Records shown
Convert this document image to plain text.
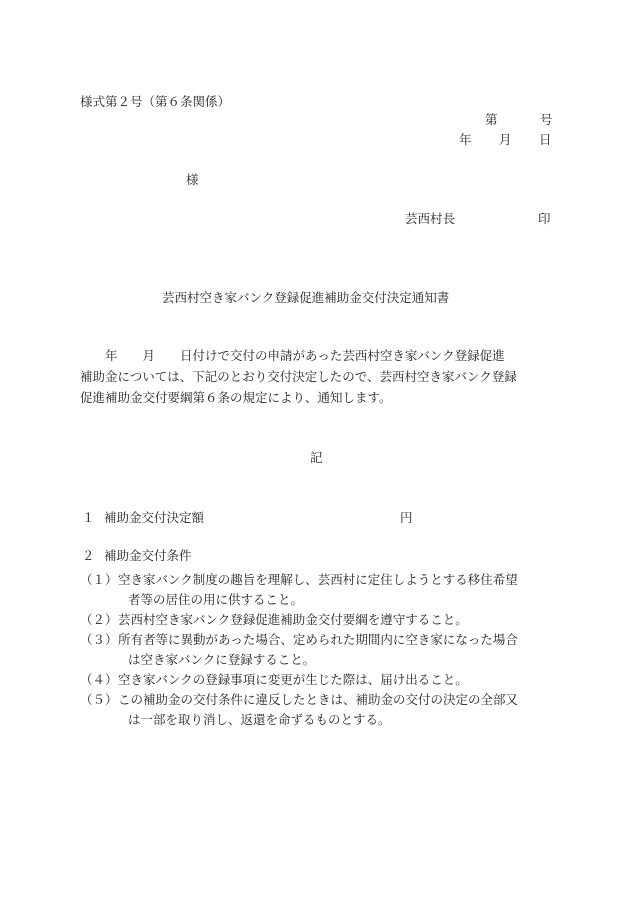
様式第２号（第６条関係）
第	号
年 月 日
様
芸西村長	印
芸西村空き家バンク登録促進補助金交付決定通知書
　　年　　月　　日付けで交付の申請があった芸西村空き家バンク登録促進
補助金については、下記のとおり交付決定したので、芸西村空き家バンク登録
促進補助金交付要綱第６条の規定により、通知します。
記
１ 補助金交付決定額	円
２ 補助金交付条件
（１） 空き家バンク制度の趣旨を理解し、芸西村に定住しようとする移住希望
者等の居住の用に供すること。
（２） 芸西村空き家バンク登録促進補助金交付要綱を遵守すること。
（３） 所有者等に異動があった場合、定められた期間内に空き家になった場合
は空き家バンクに登録すること。
（４） 空き家バンクの登録事項に変更が生じた際は、届け出ること。
（５） この補助金の交付条件に違反したときは、補助金の交付の決定の全部又
は一部を取り消し、返還を命ずるものとする。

The exercise
Your copy should hold every record word for word and none of the pictures.

Result for this task
Convert this document image to plain text.
様式第２号（第６条関係）
第	号
年 月 日
様
芸西村長	印
芸西村空き家バンク登録促進補助金交付決定通知書
　　年　　月　　日付けで交付の申請があった芸西村空き家バンク登録促進
補助金については、下記のとおり交付決定したので、芸西村空き家バンク登録
促進補助金交付要綱第６条の規定により、通知します。
記
１ 補助金交付決定額	円
２ 補助金交付条件
（１） 空き家バンク制度の趣旨を理解し、芸西村に定住しようとする移住希望
者等の居住の用に供すること。
（２） 芸西村空き家バンク登録促進補助金交付要綱を遵守すること。
（３） 所有者等に異動があった場合、定められた期間内に空き家になった場合
は空き家バンクに登録すること。
（４） 空き家バンクの登録事項に変更が生じた際は、届け出ること。
（５） この補助金の交付条件に違反したときは、補助金の交付の決定の全部又
は一部を取り消し、返還を命ずるものとする。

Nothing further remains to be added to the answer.